## Dataset entries
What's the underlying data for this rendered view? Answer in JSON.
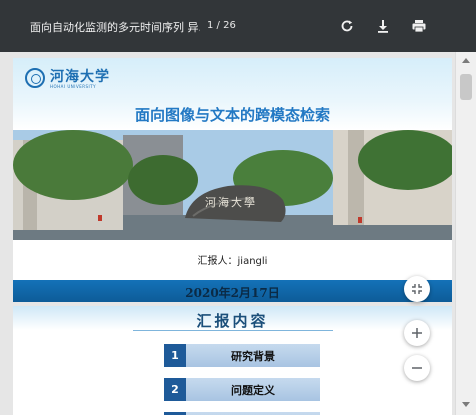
{
  "toolbar": {
    "title": "面向自动化监测的多元时间序列 异...",
    "page_indicator": "1 / 26",
    "icons": {
      "rotate": "rotate-icon",
      "download": "download-icon",
      "print": "print-icon"
    }
  },
  "page1": {
    "logo_cn": "河海大学",
    "logo_en": "HOHAI UNIVERSITY",
    "title": "面向图像与文本的跨模态检索",
    "stone_text": "河海大學",
    "reporter": "汇报人：jiangli",
    "date": "2020年2月17日"
  },
  "page2": {
    "heading": "汇报内容",
    "items": [
      {
        "num": "1",
        "label": "研究背景"
      },
      {
        "num": "2",
        "label": "问题定义"
      }
    ]
  },
  "controls": {
    "fit_icon": "fit-page-icon",
    "zoom_in_icon": "zoom-in-icon",
    "zoom_out_icon": "zoom-out-icon"
  },
  "colors": {
    "toolbar": "#323639",
    "title_blue": "#2379c4",
    "date_bar": "#1472b8",
    "toc_num": "#1e5a99"
  }
}
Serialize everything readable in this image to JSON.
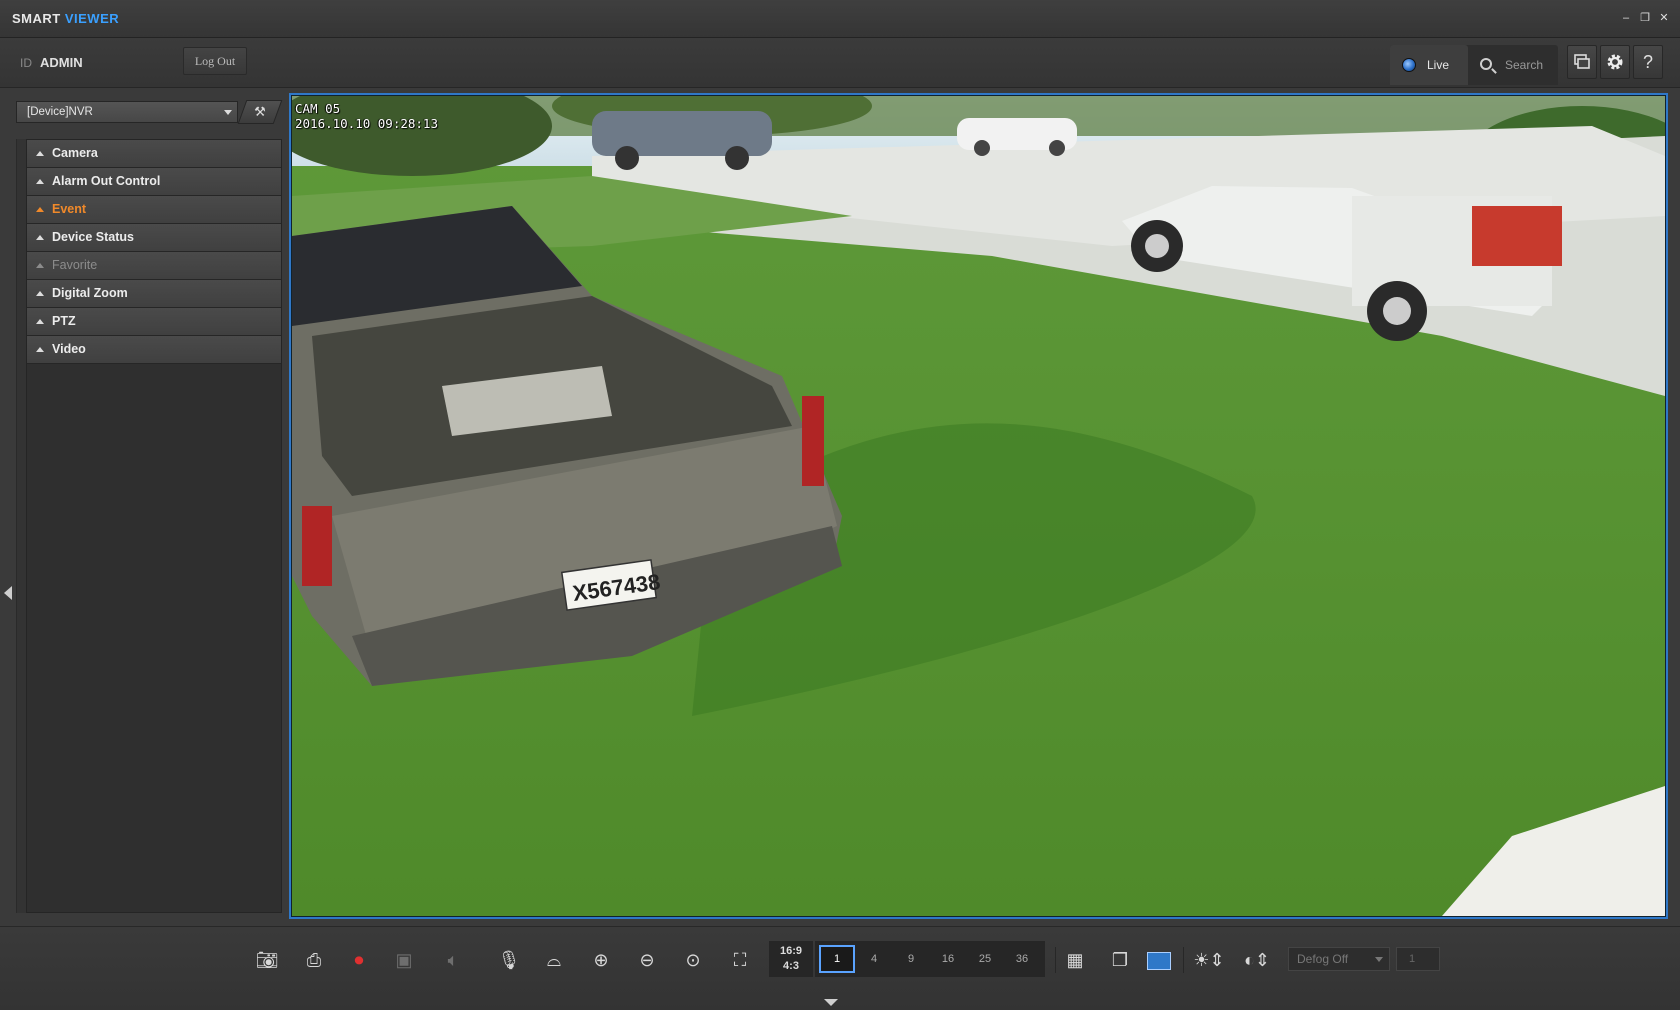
{
  "app": {
    "title_part1": "SMART",
    "title_part2": "VIEWER"
  },
  "window_controls": {
    "minimize": "–",
    "restore": "❐",
    "close": "✕"
  },
  "header": {
    "id_label": "ID",
    "user": "ADMIN",
    "logout_label": "Log Out",
    "tabs": {
      "live": "Live",
      "search": "Search"
    },
    "icons": [
      "display-icon",
      "gear-icon",
      "help-icon"
    ],
    "help_glyph": "?"
  },
  "left_panel": {
    "device": "[Device]NVR",
    "menu": [
      {
        "label": "Camera",
        "state": "normal"
      },
      {
        "label": "Alarm Out Control",
        "state": "normal"
      },
      {
        "label": "Event",
        "state": "active"
      },
      {
        "label": "Device Status",
        "state": "normal"
      },
      {
        "label": "Favorite",
        "state": "disabled"
      },
      {
        "label": "Digital Zoom",
        "state": "normal"
      },
      {
        "label": "PTZ",
        "state": "normal"
      },
      {
        "label": "Video",
        "state": "normal"
      }
    ]
  },
  "video": {
    "camera_name": "CAM 05",
    "timestamp": "2016.10.10 09:28:13",
    "plate_text": "X567438"
  },
  "toolbar": {
    "aspect_ratios": [
      "16:9",
      "4:3"
    ],
    "layouts": [
      "1",
      "4",
      "9",
      "16",
      "25",
      "36"
    ],
    "selected_layout": "1",
    "defog": "Defog Off",
    "defog_level": "1"
  },
  "colors": {
    "accent_blue": "#2f78c8",
    "active_orange": "#f0892a",
    "title_accent": "#3aa0ff"
  }
}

## Directions for this task
List each line of the records that holds the string "JSON".

## Worked answer
What's the underlying data for this rendered view? Answer in JSON.
Serialize everything readable in this image to JSON.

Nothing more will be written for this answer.